§ **YOUR OBJECTIVE**: Without altering anything, repeat each of the records.

§ **DATA SUPPLIED**:
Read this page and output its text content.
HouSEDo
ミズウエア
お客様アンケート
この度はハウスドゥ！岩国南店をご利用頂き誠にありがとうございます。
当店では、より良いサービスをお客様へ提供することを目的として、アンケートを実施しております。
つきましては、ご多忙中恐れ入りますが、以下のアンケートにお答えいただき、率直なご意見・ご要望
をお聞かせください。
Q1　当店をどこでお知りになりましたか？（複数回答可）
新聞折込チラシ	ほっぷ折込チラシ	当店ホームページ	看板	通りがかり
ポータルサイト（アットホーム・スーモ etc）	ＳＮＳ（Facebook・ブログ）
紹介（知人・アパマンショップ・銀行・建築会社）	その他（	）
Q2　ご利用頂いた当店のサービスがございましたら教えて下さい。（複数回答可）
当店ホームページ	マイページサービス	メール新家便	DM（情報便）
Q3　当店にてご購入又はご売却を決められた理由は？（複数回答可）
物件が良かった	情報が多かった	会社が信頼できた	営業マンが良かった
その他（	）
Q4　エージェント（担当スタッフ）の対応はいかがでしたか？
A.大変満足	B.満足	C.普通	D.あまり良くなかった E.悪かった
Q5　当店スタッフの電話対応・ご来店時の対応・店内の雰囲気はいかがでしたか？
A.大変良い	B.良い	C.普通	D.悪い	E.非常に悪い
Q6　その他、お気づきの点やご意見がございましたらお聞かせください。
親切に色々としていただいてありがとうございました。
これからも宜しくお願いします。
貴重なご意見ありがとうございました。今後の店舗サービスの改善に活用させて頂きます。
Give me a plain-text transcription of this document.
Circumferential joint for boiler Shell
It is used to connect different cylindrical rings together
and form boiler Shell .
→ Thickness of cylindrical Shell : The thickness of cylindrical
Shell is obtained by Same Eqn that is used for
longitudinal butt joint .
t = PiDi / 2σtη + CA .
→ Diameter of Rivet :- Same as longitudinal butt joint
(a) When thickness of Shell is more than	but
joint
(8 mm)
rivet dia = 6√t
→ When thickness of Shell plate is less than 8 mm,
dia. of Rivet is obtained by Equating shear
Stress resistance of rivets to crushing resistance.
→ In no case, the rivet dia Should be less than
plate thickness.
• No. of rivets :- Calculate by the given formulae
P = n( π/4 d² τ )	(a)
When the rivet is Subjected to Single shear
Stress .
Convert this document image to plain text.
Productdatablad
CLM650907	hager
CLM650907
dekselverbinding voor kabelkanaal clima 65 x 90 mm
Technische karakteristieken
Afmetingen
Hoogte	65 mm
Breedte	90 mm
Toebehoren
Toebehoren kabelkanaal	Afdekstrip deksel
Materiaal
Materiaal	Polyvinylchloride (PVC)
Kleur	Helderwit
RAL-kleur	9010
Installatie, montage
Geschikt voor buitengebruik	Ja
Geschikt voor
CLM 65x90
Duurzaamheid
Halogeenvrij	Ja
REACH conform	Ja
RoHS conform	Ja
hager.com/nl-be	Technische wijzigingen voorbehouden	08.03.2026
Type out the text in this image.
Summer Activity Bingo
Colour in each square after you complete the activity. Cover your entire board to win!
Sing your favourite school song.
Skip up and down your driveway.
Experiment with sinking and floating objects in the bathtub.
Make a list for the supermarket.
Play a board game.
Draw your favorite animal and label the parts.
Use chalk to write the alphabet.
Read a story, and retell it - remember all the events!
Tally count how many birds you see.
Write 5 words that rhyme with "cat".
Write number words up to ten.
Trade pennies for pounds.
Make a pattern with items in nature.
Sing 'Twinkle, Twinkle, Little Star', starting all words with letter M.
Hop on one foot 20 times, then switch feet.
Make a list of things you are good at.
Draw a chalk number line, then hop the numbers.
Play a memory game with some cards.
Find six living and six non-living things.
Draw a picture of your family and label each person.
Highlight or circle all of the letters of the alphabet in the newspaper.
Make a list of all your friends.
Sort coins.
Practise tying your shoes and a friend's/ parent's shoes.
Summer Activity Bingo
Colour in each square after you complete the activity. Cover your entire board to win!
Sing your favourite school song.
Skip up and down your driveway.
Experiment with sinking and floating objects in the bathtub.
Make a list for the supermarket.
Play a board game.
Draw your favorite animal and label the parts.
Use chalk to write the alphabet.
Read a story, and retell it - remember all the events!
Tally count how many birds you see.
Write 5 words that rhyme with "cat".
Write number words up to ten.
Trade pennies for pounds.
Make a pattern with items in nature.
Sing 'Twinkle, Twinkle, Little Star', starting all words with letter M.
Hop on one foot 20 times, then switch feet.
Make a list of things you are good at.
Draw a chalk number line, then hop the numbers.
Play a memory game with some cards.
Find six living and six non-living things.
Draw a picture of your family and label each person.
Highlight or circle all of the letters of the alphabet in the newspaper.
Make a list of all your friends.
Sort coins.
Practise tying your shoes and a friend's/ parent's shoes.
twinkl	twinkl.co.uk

§ **EXERCISE OUTPUT**:
Read this page and output its text content.
HouSEDo
ミズウエア
お客様アンケート
この度はハウスドゥ！岩国南店をご利用頂き誠にありがとうございます。
当店では、より良いサービスをお客様へ提供することを目的として、アンケートを実施しております。
つきましては、ご多忙中恐れ入りますが、以下のアンケートにお答えいただき、率直なご意見・ご要望
をお聞かせください。
Q1　当店をどこでお知りになりましたか？（複数回答可）
新聞折込チラシ	ほっぷ折込チラシ	当店ホームページ	看板	通りがかり
ポータルサイト（アットホーム・スーモ etc）	ＳＮＳ（Facebook・ブログ）
紹介（知人・アパマンショップ・銀行・建築会社）	その他（	）
Q2　ご利用頂いた当店のサービスがございましたら教えて下さい。（複数回答可）
当店ホームページ	マイページサービス	メール新家便	DM（情報便）
Q3　当店にてご購入又はご売却を決められた理由は？（複数回答可）
物件が良かった	情報が多かった	会社が信頼できた	営業マンが良かった
その他（	）
Q4　エージェント（担当スタッフ）の対応はいかがでしたか？
A.大変満足	B.満足	C.普通	D.あまり良くなかった E.悪かった
Q5　当店スタッフの電話対応・ご来店時の対応・店内の雰囲気はいかがでしたか？
A.大変良い	B.良い	C.普通	D.悪い	E.非常に悪い
Q6　その他、お気づきの点やご意見がございましたらお聞かせください。
親切に色々としていただいてありがとうございました。
これからも宜しくお願いします。
貴重なご意見ありがとうございました。今後の店舗サービスの改善に活用させて頂きます。
Give me a plain-text transcription of this document.
Circumferential joint for boiler Shell
It is used to connect different cylindrical rings together
and form boiler Shell .
→ Thickness of cylindrical Shell : The thickness of cylindrical
Shell is obtained by Same Eqn that is used for
longitudinal butt joint .
t = PiDi / 2σtη + CA .
→ Diameter of Rivet :- Same as longitudinal butt joint
(a) When thickness of Shell is more than	but
joint
(8 mm)
rivet dia = 6√t
→ When thickness of Shell plate is less than 8 mm,
dia. of Rivet is obtained by Equating shear
Stress resistance of rivets to crushing resistance.
→ In no case, the rivet dia Should be less than
plate thickness.
• No. of rivets :- Calculate by the given formulae
P = n( π/4 d² τ )	(a)
When the rivet is Subjected to Single shear
Stress .
Convert this document image to plain text.
Productdatablad
CLM650907	hager
CLM650907
dekselverbinding voor kabelkanaal clima 65 x 90 mm
Technische karakteristieken
Afmetingen
Hoogte	65 mm
Breedte	90 mm
Toebehoren
Toebehoren kabelkanaal	Afdekstrip deksel
Materiaal
Materiaal	Polyvinylchloride (PVC)
Kleur	Helderwit
RAL-kleur	9010
Installatie, montage
Geschikt voor buitengebruik	Ja
Geschikt voor
CLM 65x90
Duurzaamheid
Halogeenvrij	Ja
REACH conform	Ja
RoHS conform	Ja
hager.com/nl-be	Technische wijzigingen voorbehouden	08.03.2026
Type out the text in this image.
Summer Activity Bingo
Colour in each square after you complete the activity. Cover your entire board to win!
Sing your favourite school song.
Skip up and down your driveway.
Experiment with sinking and floating objects in the bathtub.
Make a list for the supermarket.
Play a board game.
Draw your favorite animal and label the parts.
Use chalk to write the alphabet.
Read a story, and retell it - remember all the events!
Tally count how many birds you see.
Write 5 words that rhyme with "cat".
Write number words up to ten.
Trade pennies for pounds.
Make a pattern with items in nature.
Sing 'Twinkle, Twinkle, Little Star', starting all words with letter M.
Hop on one foot 20 times, then switch feet.
Make a list of things you are good at.
Draw a chalk number line, then hop the numbers.
Play a memory game with some cards.
Find six living and six non-living things.
Draw a picture of your family and label each person.
Highlight or circle all of the letters of the alphabet in the newspaper.
Make a list of all your friends.
Sort coins.
Practise tying your shoes and a friend's/ parent's shoes.
Summer Activity Bingo
Colour in each square after you complete the activity. Cover your entire board to win!
Sing your favourite school song.
Skip up and down your driveway.
Experiment with sinking and floating objects in the bathtub.
Make a list for the supermarket.
Play a board game.
Draw your favorite animal and label the parts.
Use chalk to write the alphabet.
Read a story, and retell it - remember all the events!
Tally count how many birds you see.
Write 5 words that rhyme with "cat".
Write number words up to ten.
Trade pennies for pounds.
Make a pattern with items in nature.
Sing 'Twinkle, Twinkle, Little Star', starting all words with letter M.
Hop on one foot 20 times, then switch feet.
Make a list of things you are good at.
Draw a chalk number line, then hop the numbers.
Play a memory game with some cards.
Find six living and six non-living things.
Draw a picture of your family and label each person.
Highlight or circle all of the letters of the alphabet in the newspaper.
Make a list of all your friends.
Sort coins.
Practise tying your shoes and a friend's/ parent's shoes.
twinkl	twinkl.co.uk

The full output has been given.